* **Given data**
____
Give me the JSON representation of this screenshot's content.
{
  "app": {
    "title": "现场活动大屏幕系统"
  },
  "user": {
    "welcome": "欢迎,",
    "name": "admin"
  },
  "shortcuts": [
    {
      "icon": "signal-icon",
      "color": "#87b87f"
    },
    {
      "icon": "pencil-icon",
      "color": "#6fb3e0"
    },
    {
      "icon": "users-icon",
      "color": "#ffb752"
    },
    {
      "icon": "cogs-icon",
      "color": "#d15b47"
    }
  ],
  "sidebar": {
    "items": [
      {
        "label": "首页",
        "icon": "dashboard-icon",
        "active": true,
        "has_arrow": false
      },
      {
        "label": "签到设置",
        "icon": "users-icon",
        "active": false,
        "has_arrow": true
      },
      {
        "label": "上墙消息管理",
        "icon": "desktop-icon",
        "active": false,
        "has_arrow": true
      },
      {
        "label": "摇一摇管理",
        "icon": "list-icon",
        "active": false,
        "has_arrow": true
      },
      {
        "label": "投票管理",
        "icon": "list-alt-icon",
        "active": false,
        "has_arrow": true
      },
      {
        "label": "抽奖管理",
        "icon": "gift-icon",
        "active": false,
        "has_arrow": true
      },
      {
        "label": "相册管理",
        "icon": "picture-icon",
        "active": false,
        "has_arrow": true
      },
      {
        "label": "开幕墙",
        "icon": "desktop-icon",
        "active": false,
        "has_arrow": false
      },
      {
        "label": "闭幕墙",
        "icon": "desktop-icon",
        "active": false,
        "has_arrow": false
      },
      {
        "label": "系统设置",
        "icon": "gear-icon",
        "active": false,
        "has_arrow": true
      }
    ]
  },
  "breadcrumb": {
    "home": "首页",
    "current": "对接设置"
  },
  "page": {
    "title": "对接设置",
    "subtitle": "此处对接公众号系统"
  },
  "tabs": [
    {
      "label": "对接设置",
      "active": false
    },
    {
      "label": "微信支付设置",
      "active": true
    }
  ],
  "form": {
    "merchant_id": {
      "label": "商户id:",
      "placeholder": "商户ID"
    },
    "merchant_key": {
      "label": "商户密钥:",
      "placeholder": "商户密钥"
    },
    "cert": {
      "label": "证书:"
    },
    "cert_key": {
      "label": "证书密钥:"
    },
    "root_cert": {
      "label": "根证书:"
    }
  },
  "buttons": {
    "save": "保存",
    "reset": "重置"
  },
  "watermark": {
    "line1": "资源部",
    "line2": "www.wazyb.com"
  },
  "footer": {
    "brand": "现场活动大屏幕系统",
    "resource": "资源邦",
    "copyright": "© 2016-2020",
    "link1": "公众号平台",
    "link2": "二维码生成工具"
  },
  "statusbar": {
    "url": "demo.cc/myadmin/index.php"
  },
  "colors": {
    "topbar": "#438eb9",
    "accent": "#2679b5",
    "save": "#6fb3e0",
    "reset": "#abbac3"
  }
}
____
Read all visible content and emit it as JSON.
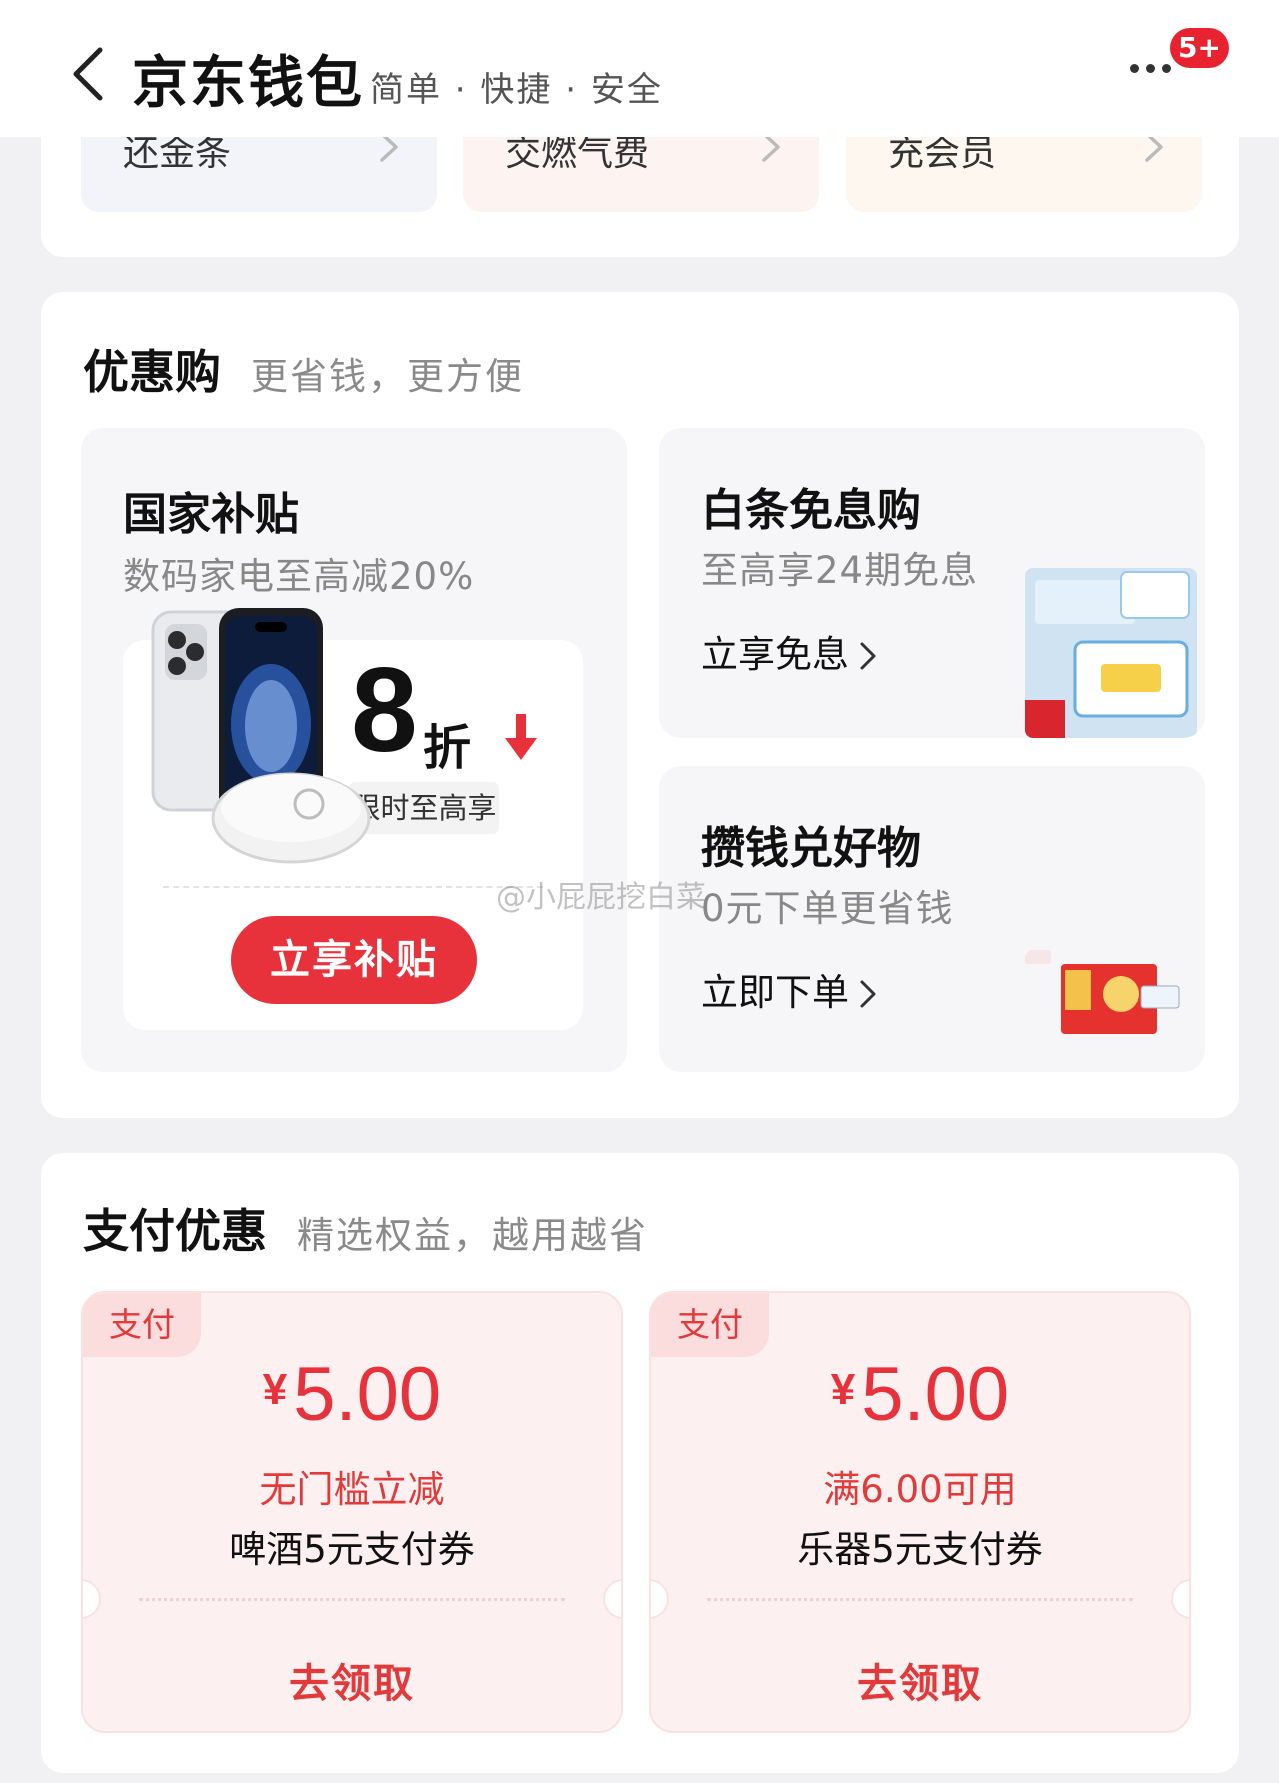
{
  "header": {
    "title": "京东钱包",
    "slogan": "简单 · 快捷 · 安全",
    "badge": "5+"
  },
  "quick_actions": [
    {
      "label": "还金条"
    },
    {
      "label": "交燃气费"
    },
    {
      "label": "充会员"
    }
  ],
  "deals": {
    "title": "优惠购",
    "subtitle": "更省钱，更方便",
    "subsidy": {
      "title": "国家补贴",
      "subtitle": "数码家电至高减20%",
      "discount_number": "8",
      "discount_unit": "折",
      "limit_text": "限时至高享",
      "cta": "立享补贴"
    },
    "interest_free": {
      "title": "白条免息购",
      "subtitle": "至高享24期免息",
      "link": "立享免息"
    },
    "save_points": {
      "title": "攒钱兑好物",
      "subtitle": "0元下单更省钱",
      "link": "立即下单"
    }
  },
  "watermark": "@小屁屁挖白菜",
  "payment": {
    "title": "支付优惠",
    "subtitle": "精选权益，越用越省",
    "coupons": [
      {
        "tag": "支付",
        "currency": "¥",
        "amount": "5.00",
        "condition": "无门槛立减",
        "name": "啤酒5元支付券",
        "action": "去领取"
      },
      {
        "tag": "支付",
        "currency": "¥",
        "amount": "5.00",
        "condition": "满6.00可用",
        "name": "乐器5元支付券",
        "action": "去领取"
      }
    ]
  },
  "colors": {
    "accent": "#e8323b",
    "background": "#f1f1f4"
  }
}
____
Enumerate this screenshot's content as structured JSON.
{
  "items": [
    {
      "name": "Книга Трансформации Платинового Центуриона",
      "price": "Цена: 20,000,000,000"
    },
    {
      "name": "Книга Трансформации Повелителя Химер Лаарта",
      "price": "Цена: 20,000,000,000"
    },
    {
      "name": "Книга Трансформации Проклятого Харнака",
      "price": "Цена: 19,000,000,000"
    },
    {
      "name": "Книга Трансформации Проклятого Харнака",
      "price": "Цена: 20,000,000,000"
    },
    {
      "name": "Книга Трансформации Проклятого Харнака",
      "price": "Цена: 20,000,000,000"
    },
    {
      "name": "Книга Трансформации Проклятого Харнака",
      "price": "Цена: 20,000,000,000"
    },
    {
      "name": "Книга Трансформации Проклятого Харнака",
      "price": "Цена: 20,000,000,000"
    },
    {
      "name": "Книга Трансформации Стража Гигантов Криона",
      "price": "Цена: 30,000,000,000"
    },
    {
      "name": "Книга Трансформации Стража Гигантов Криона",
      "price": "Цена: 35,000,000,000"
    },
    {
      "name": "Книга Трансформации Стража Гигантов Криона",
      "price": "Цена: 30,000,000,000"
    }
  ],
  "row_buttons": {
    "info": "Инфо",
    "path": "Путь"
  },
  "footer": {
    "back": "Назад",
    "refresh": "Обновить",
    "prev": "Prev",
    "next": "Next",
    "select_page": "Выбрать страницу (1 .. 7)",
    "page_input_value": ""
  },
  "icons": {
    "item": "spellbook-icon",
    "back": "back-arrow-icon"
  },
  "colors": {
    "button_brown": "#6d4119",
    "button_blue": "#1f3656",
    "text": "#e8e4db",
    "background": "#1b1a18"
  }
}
____
* **Written problem**
Return all lines containing "screenshot".

* **Answer to the exercise**
Give me the JSON representation of this screenshot's content.
Enumerate this screenshot's content as structured JSON.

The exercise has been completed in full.